* **Problem requirements**: Give the number of lines below that contain the word "title", and nothing else.

[Entries with figure data]
______
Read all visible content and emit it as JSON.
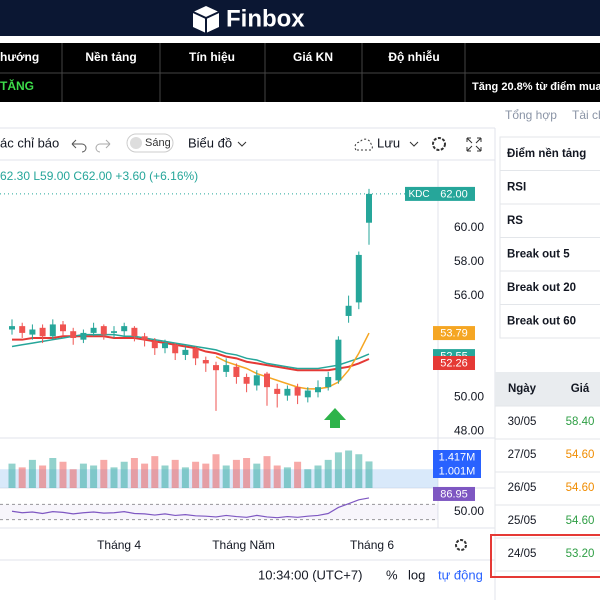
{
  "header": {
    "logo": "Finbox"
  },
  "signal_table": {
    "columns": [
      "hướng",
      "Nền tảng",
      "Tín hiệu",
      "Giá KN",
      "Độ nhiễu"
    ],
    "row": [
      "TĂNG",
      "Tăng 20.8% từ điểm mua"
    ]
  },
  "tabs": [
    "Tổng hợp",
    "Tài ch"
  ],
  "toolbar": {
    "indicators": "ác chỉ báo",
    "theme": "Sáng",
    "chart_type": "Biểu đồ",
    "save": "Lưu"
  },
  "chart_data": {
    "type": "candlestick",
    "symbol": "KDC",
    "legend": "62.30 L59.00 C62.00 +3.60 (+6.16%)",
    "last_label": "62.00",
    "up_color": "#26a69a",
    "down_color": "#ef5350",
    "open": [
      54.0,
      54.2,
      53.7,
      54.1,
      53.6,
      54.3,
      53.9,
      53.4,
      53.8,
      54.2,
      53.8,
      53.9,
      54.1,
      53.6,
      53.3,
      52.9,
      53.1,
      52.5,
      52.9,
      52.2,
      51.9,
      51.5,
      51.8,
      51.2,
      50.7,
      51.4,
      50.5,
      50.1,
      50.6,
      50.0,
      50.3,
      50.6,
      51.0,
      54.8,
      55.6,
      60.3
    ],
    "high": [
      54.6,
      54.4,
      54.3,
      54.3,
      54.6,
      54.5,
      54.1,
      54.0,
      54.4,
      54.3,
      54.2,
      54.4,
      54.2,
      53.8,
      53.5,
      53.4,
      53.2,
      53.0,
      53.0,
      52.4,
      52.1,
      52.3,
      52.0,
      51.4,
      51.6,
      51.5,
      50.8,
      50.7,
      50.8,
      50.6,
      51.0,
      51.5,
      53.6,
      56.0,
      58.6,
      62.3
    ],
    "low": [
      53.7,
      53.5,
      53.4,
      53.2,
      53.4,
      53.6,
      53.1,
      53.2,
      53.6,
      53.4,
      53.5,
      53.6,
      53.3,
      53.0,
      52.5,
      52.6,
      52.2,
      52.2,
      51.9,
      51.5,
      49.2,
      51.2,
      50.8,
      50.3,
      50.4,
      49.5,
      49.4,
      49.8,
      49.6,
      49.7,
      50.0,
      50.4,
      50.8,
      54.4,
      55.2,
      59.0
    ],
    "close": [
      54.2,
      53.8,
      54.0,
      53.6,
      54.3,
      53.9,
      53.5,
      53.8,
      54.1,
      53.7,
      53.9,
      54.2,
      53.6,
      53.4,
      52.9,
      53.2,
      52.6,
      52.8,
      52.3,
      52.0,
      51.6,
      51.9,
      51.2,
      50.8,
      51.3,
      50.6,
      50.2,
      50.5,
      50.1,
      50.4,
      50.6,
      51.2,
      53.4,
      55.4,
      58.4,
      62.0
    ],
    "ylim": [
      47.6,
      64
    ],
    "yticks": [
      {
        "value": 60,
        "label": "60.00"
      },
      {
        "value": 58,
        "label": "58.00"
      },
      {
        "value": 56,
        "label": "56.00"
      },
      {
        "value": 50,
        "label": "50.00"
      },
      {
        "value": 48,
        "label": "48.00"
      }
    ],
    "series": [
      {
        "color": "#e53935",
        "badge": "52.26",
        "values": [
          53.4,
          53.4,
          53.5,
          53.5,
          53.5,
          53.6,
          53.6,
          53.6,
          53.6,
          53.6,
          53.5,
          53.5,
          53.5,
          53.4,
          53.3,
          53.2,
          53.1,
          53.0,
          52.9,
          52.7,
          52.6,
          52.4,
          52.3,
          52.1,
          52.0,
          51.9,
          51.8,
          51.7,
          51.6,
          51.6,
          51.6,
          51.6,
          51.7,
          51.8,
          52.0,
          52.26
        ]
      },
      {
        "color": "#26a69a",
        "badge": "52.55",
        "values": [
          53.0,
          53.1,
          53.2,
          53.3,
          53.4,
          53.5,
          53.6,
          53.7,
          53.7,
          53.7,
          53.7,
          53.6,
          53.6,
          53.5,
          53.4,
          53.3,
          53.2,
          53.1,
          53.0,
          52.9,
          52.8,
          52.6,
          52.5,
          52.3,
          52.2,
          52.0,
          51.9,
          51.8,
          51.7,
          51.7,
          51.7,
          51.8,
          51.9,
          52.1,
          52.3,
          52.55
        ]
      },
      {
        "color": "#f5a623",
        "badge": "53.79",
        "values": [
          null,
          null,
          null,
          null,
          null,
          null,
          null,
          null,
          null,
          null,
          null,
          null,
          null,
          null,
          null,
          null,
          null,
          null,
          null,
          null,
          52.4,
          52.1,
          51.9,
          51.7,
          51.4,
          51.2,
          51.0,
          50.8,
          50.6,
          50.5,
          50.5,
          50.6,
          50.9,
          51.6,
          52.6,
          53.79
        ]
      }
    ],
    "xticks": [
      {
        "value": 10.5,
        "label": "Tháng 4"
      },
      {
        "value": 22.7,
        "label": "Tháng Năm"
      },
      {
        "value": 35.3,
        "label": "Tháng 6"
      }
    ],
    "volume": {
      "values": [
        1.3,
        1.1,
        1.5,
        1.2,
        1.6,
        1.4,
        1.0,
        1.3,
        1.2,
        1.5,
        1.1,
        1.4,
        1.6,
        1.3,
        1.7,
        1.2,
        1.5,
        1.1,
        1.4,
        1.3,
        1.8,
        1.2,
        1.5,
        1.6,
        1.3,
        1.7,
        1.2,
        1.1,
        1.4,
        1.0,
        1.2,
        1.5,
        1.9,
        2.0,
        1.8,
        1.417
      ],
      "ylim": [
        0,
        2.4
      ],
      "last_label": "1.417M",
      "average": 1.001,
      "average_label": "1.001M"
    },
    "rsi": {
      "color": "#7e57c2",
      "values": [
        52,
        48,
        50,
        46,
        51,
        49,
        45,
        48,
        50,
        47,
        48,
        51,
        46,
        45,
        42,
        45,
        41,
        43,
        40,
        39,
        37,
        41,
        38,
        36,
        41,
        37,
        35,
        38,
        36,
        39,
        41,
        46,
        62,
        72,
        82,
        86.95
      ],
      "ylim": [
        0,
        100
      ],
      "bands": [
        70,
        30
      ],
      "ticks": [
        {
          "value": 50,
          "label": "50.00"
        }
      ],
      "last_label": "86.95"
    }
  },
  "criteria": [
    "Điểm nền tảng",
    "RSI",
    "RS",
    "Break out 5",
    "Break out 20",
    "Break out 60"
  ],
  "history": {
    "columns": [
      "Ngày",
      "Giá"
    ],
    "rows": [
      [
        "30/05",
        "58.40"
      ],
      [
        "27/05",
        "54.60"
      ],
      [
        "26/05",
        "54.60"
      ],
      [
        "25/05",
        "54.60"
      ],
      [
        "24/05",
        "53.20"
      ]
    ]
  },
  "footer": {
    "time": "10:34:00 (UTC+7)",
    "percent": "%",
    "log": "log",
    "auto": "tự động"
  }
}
______
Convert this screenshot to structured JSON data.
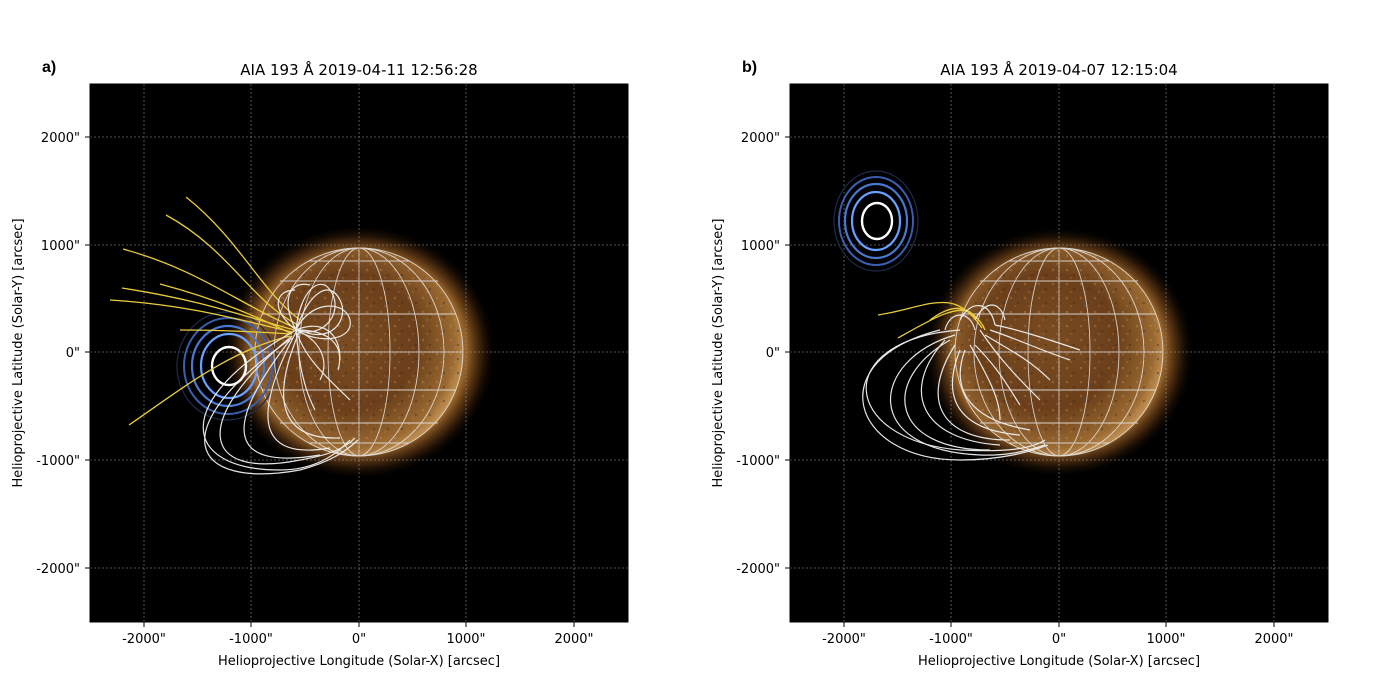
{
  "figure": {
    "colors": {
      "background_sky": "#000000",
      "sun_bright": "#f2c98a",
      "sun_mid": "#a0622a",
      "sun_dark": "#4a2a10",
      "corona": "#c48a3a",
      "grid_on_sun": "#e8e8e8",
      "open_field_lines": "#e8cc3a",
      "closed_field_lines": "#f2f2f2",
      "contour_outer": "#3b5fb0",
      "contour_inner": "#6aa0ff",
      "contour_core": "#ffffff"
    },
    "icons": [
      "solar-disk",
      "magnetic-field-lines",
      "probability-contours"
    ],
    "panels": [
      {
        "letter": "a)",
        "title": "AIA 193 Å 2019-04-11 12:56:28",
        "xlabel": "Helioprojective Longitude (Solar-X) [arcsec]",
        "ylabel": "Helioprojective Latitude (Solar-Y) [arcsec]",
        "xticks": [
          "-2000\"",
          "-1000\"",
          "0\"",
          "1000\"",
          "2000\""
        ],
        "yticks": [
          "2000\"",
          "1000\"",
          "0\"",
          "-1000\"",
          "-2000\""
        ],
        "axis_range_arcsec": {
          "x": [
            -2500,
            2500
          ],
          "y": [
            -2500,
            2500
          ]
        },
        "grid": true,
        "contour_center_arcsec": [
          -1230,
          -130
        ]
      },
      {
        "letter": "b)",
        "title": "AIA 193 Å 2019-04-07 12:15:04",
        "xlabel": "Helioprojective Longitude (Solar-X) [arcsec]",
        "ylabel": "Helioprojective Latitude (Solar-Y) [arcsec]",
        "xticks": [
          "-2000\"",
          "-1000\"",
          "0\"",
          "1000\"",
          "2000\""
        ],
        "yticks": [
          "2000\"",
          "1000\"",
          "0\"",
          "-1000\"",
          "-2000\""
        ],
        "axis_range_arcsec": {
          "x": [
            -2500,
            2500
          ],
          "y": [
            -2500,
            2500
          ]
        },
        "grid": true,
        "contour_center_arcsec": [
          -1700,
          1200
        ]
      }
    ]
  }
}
______
* **The output**: 2